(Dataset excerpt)
* begin *
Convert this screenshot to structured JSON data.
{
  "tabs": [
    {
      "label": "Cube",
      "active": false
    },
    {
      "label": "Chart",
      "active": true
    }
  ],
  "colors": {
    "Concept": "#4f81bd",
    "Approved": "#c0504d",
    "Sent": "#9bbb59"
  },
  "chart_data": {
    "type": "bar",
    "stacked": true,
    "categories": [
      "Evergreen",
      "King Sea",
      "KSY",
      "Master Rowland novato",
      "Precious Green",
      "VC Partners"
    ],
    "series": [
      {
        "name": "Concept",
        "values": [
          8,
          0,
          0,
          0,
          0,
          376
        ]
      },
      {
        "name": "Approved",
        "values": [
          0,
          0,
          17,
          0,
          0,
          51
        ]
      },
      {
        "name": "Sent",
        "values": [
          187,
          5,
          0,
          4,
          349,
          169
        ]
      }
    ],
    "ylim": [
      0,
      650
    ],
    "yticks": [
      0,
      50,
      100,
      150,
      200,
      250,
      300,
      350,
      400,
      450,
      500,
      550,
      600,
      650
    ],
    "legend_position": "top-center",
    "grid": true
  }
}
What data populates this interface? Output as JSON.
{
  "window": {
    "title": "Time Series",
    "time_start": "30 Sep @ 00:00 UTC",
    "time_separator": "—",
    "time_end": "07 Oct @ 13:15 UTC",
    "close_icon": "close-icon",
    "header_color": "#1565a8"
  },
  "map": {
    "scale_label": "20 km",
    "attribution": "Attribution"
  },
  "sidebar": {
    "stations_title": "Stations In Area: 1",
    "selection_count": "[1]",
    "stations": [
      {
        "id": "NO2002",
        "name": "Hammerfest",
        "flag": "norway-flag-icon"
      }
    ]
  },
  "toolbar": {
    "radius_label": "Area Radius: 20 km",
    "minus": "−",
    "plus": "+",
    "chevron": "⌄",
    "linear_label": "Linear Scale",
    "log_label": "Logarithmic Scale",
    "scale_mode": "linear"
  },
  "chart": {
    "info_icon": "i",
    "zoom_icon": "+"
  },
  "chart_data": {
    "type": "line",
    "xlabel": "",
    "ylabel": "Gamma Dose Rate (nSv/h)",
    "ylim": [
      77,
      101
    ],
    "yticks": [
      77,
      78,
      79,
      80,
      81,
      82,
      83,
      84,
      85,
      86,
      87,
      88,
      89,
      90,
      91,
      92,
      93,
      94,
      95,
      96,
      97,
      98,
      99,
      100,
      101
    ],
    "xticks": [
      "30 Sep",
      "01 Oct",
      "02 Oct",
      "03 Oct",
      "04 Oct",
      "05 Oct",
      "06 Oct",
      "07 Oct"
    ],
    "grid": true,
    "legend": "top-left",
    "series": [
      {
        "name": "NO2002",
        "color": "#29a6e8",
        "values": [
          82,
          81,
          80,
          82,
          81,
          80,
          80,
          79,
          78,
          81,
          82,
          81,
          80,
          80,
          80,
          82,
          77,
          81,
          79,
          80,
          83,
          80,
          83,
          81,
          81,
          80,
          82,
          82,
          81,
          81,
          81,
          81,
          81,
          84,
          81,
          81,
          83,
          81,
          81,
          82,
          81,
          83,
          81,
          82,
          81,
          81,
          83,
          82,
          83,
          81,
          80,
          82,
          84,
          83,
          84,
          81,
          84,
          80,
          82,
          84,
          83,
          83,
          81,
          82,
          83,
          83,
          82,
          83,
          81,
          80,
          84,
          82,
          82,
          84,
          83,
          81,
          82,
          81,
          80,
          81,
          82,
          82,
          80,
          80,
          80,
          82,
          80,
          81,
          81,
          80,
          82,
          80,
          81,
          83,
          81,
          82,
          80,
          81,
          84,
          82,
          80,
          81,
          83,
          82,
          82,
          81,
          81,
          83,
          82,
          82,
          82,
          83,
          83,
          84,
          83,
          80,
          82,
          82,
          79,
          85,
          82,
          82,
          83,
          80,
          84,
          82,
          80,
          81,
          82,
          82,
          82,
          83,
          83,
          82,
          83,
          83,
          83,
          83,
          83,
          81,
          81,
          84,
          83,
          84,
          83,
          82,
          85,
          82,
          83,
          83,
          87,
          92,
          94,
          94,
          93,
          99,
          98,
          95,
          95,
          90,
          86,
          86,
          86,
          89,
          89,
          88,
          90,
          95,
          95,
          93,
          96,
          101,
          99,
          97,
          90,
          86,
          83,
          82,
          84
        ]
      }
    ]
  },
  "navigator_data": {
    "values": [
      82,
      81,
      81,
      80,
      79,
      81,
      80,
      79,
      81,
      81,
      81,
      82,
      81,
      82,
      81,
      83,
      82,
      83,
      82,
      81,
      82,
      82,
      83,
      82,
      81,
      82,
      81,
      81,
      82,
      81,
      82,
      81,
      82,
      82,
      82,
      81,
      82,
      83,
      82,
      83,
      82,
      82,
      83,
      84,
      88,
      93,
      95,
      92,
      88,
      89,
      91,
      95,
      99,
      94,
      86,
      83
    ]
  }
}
* end *
EXERCISE BRIEF
Transcribe every entry verbatim.

TASK RESPONSE
Convert this screenshot to structured JSON data.
{
  "tabs": [
    {
      "label": "Cube",
      "active": false
    },
    {
      "label": "Chart",
      "active": true
    }
  ],
  "colors": {
    "Concept": "#4f81bd",
    "Approved": "#c0504d",
    "Sent": "#9bbb59"
  },
  "chart_data": {
    "type": "bar",
    "stacked": true,
    "categories": [
      "Evergreen",
      "King Sea",
      "KSY",
      "Master Rowland novato",
      "Precious Green",
      "VC Partners"
    ],
    "series": [
      {
        "name": "Concept",
        "values": [
          8,
          0,
          0,
          0,
          0,
          376
        ]
      },
      {
        "name": "Approved",
        "values": [
          0,
          0,
          17,
          0,
          0,
          51
        ]
      },
      {
        "name": "Sent",
        "values": [
          187,
          5,
          0,
          4,
          349,
          169
        ]
      }
    ],
    "ylim": [
      0,
      650
    ],
    "yticks": [
      0,
      50,
      100,
      150,
      200,
      250,
      300,
      350,
      400,
      450,
      500,
      550,
      600,
      650
    ],
    "legend_position": "top-center",
    "grid": true
  }
}
What data populates this interface? Output as JSON.
{
  "window": {
    "title": "Time Series",
    "time_start": "30 Sep @ 00:00 UTC",
    "time_separator": "—",
    "time_end": "07 Oct @ 13:15 UTC",
    "close_icon": "close-icon",
    "header_color": "#1565a8"
  },
  "map": {
    "scale_label": "20 km",
    "attribution": "Attribution"
  },
  "sidebar": {
    "stations_title": "Stations In Area: 1",
    "selection_count": "[1]",
    "stations": [
      {
        "id": "NO2002",
        "name": "Hammerfest",
        "flag": "norway-flag-icon"
      }
    ]
  },
  "toolbar": {
    "radius_label": "Area Radius: 20 km",
    "minus": "−",
    "plus": "+",
    "chevron": "⌄",
    "linear_label": "Linear Scale",
    "log_label": "Logarithmic Scale",
    "scale_mode": "linear"
  },
  "chart": {
    "info_icon": "i",
    "zoom_icon": "+"
  },
  "chart_data": {
    "type": "line",
    "xlabel": "",
    "ylabel": "Gamma Dose Rate (nSv/h)",
    "ylim": [
      77,
      101
    ],
    "yticks": [
      77,
      78,
      79,
      80,
      81,
      82,
      83,
      84,
      85,
      86,
      87,
      88,
      89,
      90,
      91,
      92,
      93,
      94,
      95,
      96,
      97,
      98,
      99,
      100,
      101
    ],
    "xticks": [
      "30 Sep",
      "01 Oct",
      "02 Oct",
      "03 Oct",
      "04 Oct",
      "05 Oct",
      "06 Oct",
      "07 Oct"
    ],
    "grid": true,
    "legend": "top-left",
    "series": [
      {
        "name": "NO2002",
        "color": "#29a6e8",
        "values": [
          82,
          81,
          80,
          82,
          81,
          80,
          80,
          79,
          78,
          81,
          82,
          81,
          80,
          80,
          80,
          82,
          77,
          81,
          79,
          80,
          83,
          80,
          83,
          81,
          81,
          80,
          82,
          82,
          81,
          81,
          81,
          81,
          81,
          84,
          81,
          81,
          83,
          81,
          81,
          82,
          81,
          83,
          81,
          82,
          81,
          81,
          83,
          82,
          83,
          81,
          80,
          82,
          84,
          83,
          84,
          81,
          84,
          80,
          82,
          84,
          83,
          83,
          81,
          82,
          83,
          83,
          82,
          83,
          81,
          80,
          84,
          82,
          82,
          84,
          83,
          81,
          82,
          81,
          80,
          81,
          82,
          82,
          80,
          80,
          80,
          82,
          80,
          81,
          81,
          80,
          82,
          80,
          81,
          83,
          81,
          82,
          80,
          81,
          84,
          82,
          80,
          81,
          83,
          82,
          82,
          81,
          81,
          83,
          82,
          82,
          82,
          83,
          83,
          84,
          83,
          80,
          82,
          82,
          79,
          85,
          82,
          82,
          83,
          80,
          84,
          82,
          80,
          81,
          82,
          82,
          82,
          83,
          83,
          82,
          83,
          83,
          83,
          83,
          83,
          81,
          81,
          84,
          83,
          84,
          83,
          82,
          85,
          82,
          83,
          83,
          87,
          92,
          94,
          94,
          93,
          99,
          98,
          95,
          95,
          90,
          86,
          86,
          86,
          89,
          89,
          88,
          90,
          95,
          95,
          93,
          96,
          101,
          99,
          97,
          90,
          86,
          83,
          82,
          84
        ]
      }
    ]
  },
  "navigator_data": {
    "values": [
      82,
      81,
      81,
      80,
      79,
      81,
      80,
      79,
      81,
      81,
      81,
      82,
      81,
      82,
      81,
      83,
      82,
      83,
      82,
      81,
      82,
      82,
      83,
      82,
      81,
      82,
      81,
      81,
      82,
      81,
      82,
      81,
      82,
      82,
      82,
      81,
      82,
      83,
      82,
      83,
      82,
      82,
      83,
      84,
      88,
      93,
      95,
      92,
      88,
      89,
      91,
      95,
      99,
      94,
      86,
      83
    ]
  }
}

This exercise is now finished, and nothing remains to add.